§ **Aim of the exercise**: Below are entries. Pull out all lines containing "text".

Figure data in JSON

— start —

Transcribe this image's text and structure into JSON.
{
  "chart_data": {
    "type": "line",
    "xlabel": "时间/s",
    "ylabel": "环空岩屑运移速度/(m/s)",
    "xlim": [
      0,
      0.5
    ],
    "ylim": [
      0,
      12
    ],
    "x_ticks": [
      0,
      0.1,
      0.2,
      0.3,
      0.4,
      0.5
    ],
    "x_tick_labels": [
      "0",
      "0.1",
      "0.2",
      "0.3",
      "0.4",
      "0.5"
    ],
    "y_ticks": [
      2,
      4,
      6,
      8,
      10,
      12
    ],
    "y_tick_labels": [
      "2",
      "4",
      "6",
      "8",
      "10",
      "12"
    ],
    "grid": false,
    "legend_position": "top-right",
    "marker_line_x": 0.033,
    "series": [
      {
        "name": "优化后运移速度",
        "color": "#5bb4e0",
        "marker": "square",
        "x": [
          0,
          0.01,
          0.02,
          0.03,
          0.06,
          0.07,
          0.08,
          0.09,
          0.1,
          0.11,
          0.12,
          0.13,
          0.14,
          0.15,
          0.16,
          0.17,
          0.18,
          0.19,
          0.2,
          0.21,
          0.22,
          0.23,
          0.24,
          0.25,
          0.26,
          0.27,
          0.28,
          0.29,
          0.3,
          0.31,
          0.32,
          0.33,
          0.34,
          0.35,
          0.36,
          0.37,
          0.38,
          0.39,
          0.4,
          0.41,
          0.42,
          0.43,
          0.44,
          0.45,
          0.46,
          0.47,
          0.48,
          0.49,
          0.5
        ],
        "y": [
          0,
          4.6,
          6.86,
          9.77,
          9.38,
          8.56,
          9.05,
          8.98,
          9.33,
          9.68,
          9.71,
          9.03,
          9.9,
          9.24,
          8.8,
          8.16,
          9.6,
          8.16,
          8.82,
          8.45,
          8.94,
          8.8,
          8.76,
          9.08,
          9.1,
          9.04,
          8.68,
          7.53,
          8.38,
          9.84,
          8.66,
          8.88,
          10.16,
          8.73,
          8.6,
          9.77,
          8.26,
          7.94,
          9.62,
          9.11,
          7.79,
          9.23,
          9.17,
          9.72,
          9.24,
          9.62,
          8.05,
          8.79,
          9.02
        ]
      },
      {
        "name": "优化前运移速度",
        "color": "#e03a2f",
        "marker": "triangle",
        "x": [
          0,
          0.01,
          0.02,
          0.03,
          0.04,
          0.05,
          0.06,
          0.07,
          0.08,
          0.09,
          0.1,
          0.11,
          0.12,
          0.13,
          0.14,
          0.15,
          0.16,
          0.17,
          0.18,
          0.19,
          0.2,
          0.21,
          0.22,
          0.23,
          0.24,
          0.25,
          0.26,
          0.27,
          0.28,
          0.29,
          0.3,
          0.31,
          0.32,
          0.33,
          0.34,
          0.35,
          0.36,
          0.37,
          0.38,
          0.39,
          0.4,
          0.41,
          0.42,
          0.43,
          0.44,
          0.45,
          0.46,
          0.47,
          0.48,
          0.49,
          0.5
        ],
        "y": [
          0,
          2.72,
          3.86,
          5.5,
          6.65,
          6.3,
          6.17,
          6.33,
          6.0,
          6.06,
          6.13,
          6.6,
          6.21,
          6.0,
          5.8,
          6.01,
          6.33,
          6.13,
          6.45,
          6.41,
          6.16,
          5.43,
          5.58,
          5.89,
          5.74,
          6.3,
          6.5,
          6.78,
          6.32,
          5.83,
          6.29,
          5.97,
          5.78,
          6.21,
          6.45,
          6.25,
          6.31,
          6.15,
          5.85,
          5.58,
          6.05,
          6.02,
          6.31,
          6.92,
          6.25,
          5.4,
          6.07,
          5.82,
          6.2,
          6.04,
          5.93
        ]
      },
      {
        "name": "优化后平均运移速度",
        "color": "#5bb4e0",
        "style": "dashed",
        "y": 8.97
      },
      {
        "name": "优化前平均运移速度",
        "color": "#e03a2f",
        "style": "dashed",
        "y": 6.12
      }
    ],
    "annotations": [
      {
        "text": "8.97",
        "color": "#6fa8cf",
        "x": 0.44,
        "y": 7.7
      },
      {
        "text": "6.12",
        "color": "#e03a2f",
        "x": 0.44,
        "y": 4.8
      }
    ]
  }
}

— end —

§ **The solution**:
Transcribe this image's text and structure into JSON.
        "text": "8.97",
        "text": "6.12",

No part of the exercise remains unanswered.